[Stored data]
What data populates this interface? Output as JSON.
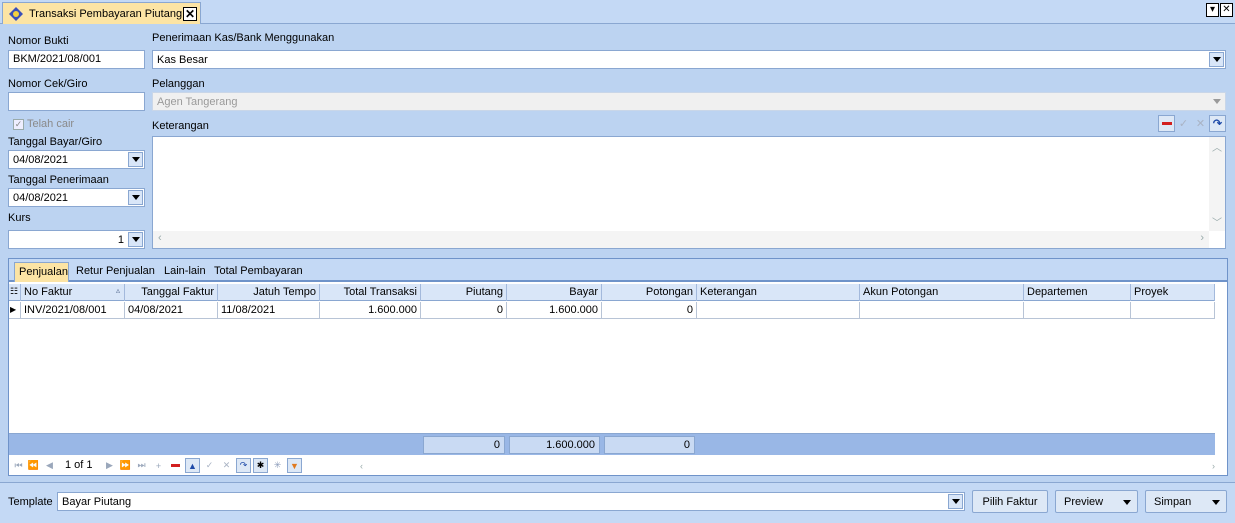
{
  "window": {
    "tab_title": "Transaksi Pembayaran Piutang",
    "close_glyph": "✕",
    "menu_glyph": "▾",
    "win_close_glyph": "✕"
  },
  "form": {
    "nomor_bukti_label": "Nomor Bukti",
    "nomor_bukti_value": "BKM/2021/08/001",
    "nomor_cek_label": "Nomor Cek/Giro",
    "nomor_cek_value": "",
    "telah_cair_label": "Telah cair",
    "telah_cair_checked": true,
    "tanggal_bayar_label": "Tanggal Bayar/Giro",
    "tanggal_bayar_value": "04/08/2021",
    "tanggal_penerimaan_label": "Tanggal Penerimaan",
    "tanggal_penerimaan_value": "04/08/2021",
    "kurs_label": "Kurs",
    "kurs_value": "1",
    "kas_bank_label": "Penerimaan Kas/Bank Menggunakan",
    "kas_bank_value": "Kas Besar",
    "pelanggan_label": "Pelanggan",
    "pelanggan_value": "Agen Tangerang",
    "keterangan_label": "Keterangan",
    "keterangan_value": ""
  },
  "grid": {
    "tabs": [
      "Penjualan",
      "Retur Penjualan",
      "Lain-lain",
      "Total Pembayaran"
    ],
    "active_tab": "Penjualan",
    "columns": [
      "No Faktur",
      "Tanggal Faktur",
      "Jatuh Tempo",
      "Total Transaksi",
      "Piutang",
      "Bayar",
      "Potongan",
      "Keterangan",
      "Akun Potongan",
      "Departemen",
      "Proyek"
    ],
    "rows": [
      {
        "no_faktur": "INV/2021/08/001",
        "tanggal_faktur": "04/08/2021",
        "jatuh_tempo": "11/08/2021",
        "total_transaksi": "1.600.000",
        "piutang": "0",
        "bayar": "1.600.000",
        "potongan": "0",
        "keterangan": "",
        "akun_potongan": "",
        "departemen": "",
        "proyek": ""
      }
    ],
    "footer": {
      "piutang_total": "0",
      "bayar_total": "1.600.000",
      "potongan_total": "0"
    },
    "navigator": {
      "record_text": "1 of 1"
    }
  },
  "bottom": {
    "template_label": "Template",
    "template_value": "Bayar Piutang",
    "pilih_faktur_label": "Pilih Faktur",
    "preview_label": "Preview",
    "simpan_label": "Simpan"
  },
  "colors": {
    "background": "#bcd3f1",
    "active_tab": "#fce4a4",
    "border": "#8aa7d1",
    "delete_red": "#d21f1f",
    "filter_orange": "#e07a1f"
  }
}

TASK DETAILS:
Print out the whole of the material word for word, without pictures.

RESPONSE TO THIS TASK:
What data populates this interface? Output as JSON.
{
  "window": {
    "tab_title": "Transaksi Pembayaran Piutang",
    "close_glyph": "✕",
    "menu_glyph": "▾",
    "win_close_glyph": "✕"
  },
  "form": {
    "nomor_bukti_label": "Nomor Bukti",
    "nomor_bukti_value": "BKM/2021/08/001",
    "nomor_cek_label": "Nomor Cek/Giro",
    "nomor_cek_value": "",
    "telah_cair_label": "Telah cair",
    "telah_cair_checked": true,
    "tanggal_bayar_label": "Tanggal Bayar/Giro",
    "tanggal_bayar_value": "04/08/2021",
    "tanggal_penerimaan_label": "Tanggal Penerimaan",
    "tanggal_penerimaan_value": "04/08/2021",
    "kurs_label": "Kurs",
    "kurs_value": "1",
    "kas_bank_label": "Penerimaan Kas/Bank Menggunakan",
    "kas_bank_value": "Kas Besar",
    "pelanggan_label": "Pelanggan",
    "pelanggan_value": "Agen Tangerang",
    "keterangan_label": "Keterangan",
    "keterangan_value": ""
  },
  "grid": {
    "tabs": [
      "Penjualan",
      "Retur Penjualan",
      "Lain-lain",
      "Total Pembayaran"
    ],
    "active_tab": "Penjualan",
    "columns": [
      "No Faktur",
      "Tanggal Faktur",
      "Jatuh Tempo",
      "Total Transaksi",
      "Piutang",
      "Bayar",
      "Potongan",
      "Keterangan",
      "Akun Potongan",
      "Departemen",
      "Proyek"
    ],
    "rows": [
      {
        "no_faktur": "INV/2021/08/001",
        "tanggal_faktur": "04/08/2021",
        "jatuh_tempo": "11/08/2021",
        "total_transaksi": "1.600.000",
        "piutang": "0",
        "bayar": "1.600.000",
        "potongan": "0",
        "keterangan": "",
        "akun_potongan": "",
        "departemen": "",
        "proyek": ""
      }
    ],
    "footer": {
      "piutang_total": "0",
      "bayar_total": "1.600.000",
      "potongan_total": "0"
    },
    "navigator": {
      "record_text": "1 of 1"
    }
  },
  "bottom": {
    "template_label": "Template",
    "template_value": "Bayar Piutang",
    "pilih_faktur_label": "Pilih Faktur",
    "preview_label": "Preview",
    "simpan_label": "Simpan"
  },
  "colors": {
    "background": "#bcd3f1",
    "active_tab": "#fce4a4",
    "border": "#8aa7d1",
    "delete_red": "#d21f1f",
    "filter_orange": "#e07a1f"
  }
}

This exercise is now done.